═══ MATERIAL TO PROCESS
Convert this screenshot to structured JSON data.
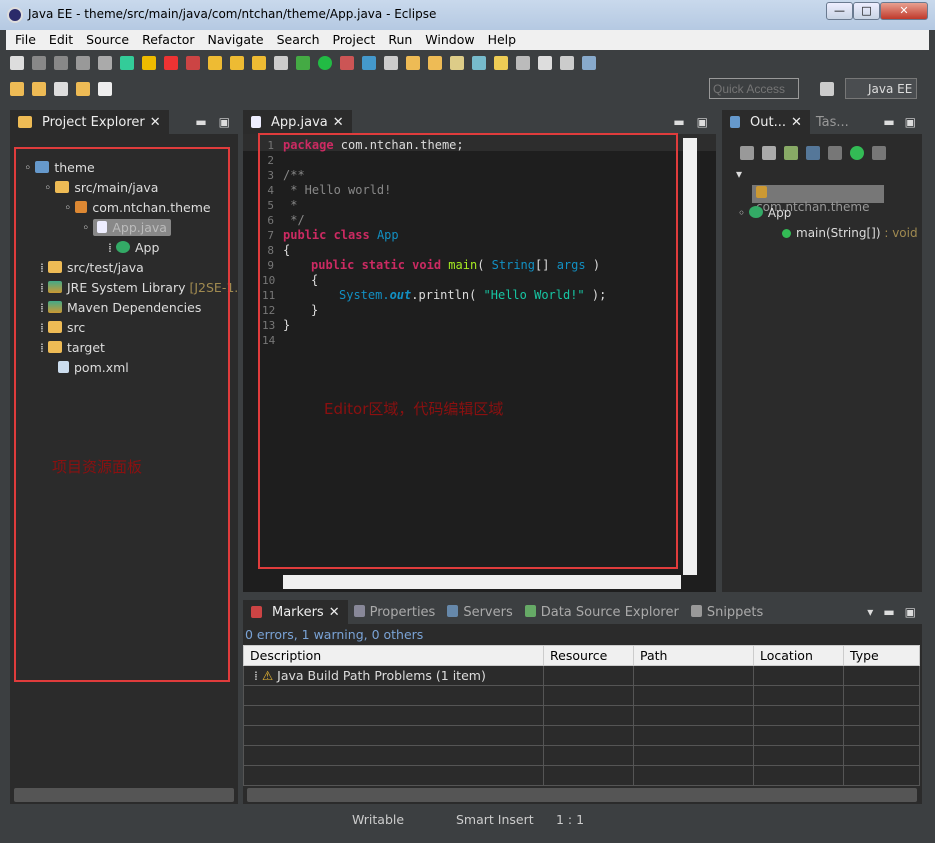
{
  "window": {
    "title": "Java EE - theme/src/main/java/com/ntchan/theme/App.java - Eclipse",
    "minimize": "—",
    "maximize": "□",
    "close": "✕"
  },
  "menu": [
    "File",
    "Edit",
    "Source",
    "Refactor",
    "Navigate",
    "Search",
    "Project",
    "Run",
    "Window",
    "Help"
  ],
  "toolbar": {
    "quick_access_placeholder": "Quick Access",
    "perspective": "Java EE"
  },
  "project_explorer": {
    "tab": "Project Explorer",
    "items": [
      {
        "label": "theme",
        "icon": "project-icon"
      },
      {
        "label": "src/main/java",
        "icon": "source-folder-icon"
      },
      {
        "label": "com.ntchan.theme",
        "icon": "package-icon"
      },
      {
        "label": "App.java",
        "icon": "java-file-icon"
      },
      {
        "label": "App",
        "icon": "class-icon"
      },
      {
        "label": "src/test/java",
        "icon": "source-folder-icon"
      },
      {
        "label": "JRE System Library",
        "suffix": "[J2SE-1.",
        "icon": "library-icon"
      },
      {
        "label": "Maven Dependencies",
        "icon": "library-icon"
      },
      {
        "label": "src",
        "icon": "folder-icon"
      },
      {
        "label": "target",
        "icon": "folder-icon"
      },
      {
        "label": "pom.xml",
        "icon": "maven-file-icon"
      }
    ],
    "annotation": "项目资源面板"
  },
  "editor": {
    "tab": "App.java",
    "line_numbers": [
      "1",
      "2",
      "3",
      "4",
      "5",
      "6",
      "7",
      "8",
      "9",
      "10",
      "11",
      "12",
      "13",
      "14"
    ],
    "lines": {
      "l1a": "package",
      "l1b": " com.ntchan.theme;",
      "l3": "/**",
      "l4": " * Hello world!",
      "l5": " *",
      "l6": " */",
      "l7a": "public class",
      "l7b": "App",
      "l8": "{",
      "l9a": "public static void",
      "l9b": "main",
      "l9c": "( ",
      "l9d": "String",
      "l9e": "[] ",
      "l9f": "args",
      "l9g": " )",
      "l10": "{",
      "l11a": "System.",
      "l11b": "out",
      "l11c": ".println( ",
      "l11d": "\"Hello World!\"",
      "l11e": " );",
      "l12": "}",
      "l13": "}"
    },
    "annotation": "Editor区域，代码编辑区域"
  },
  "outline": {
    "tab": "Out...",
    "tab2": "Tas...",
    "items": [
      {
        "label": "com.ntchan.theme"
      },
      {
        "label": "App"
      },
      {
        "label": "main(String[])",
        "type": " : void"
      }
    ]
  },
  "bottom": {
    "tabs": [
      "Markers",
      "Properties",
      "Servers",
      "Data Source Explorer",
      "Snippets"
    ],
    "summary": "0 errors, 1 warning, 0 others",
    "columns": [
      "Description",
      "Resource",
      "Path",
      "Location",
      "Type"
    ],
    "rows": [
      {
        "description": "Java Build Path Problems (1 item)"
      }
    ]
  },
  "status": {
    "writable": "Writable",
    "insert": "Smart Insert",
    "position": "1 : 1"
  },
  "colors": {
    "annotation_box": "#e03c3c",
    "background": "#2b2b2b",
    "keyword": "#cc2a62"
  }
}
══════
Say how many lines in the records above hold "System", and give no other text.

> _WRITTEN REPLY_
2